Records that describe figures:
▽
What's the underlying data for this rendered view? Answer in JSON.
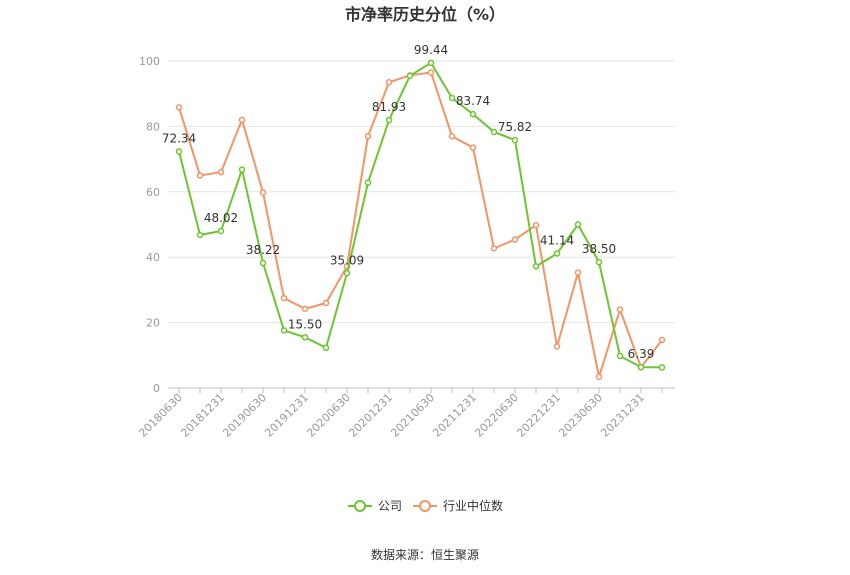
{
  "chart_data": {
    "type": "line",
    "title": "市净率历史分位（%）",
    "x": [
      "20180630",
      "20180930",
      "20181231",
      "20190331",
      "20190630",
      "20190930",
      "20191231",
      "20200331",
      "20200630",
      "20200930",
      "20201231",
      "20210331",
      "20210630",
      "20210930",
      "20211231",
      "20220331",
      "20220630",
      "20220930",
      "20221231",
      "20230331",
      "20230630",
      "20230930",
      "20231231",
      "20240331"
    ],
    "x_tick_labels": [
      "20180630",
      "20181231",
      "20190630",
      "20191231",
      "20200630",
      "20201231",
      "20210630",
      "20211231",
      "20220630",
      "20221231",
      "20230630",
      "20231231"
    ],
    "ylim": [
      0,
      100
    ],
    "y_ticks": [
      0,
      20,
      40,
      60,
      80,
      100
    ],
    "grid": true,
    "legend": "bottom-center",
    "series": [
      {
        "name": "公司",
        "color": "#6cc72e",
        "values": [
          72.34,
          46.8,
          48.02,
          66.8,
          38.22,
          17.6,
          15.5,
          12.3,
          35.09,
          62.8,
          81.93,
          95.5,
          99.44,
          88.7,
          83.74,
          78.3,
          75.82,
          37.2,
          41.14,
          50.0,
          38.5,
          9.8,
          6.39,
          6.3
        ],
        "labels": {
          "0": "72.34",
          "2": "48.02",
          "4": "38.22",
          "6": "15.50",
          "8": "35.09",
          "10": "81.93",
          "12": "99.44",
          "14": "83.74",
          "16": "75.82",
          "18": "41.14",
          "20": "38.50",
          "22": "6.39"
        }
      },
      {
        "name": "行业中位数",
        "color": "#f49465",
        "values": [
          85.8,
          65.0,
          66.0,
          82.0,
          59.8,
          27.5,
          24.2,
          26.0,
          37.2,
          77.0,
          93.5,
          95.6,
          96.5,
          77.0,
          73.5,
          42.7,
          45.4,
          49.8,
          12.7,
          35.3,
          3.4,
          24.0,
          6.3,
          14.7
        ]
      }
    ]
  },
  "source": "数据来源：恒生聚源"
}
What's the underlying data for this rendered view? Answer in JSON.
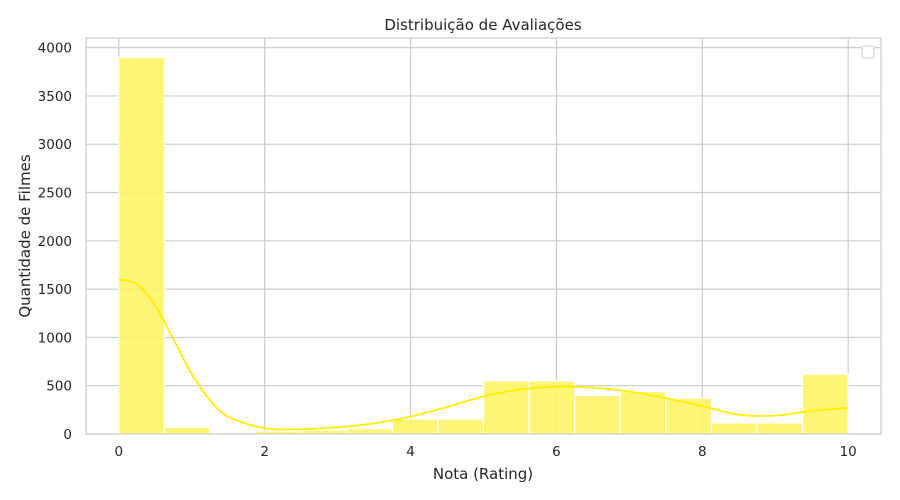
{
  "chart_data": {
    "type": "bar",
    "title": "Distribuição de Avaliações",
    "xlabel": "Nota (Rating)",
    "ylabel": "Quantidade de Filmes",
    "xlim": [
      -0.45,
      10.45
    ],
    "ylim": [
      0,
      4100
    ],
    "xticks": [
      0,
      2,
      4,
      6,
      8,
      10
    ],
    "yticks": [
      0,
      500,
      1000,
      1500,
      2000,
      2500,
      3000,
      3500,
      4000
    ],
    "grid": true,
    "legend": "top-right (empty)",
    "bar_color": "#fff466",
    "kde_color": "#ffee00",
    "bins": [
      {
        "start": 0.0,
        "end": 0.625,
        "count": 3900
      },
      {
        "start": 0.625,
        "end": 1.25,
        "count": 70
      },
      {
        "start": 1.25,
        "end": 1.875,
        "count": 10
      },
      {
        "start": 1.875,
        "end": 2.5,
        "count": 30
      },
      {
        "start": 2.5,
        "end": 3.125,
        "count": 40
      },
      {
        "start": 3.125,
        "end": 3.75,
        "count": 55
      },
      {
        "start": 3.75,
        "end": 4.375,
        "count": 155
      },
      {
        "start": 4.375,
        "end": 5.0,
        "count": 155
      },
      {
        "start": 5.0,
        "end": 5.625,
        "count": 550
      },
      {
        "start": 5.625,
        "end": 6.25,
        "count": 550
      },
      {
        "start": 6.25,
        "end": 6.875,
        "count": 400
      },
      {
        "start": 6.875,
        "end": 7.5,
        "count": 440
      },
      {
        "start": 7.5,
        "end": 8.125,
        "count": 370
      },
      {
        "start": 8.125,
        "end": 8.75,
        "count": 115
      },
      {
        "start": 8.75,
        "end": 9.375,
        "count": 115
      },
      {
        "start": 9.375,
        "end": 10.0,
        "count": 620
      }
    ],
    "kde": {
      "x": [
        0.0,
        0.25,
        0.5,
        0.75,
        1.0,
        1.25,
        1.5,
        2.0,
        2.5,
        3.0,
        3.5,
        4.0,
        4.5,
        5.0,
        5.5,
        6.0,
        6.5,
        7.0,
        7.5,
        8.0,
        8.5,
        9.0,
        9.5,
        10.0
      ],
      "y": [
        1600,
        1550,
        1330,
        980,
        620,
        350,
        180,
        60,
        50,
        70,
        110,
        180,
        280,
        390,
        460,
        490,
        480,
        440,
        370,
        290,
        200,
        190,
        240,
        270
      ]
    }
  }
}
△
▽
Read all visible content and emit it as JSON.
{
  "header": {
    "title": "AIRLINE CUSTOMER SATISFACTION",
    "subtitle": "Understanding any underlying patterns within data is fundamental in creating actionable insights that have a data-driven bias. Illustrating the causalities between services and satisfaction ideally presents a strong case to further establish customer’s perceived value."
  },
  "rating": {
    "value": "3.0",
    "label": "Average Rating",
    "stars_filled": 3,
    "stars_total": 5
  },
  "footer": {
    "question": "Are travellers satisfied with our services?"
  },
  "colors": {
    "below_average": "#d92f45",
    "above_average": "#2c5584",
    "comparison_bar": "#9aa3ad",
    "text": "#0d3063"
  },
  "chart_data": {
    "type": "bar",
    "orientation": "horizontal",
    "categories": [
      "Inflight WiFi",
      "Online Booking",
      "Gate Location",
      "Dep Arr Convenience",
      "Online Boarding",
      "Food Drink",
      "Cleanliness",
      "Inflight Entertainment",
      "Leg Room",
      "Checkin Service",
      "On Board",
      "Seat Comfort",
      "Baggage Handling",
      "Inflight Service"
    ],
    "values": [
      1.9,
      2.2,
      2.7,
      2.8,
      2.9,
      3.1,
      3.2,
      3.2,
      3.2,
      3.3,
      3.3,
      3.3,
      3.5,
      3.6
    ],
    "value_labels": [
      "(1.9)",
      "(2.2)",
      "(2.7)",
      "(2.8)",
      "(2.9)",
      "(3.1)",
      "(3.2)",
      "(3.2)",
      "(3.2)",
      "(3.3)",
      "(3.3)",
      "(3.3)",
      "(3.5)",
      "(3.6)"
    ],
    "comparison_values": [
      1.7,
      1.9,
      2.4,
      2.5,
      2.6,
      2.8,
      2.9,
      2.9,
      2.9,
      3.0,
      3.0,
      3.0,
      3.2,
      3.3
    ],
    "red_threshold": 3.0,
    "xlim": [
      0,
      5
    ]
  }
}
△
*Exercise goal*: Which lines hold the word "Inflight"? Copy each of them from the records.

*Solution to the exercise*:
      "Inflight WiFi",
      "Inflight Entertainment",
      "Inflight Service"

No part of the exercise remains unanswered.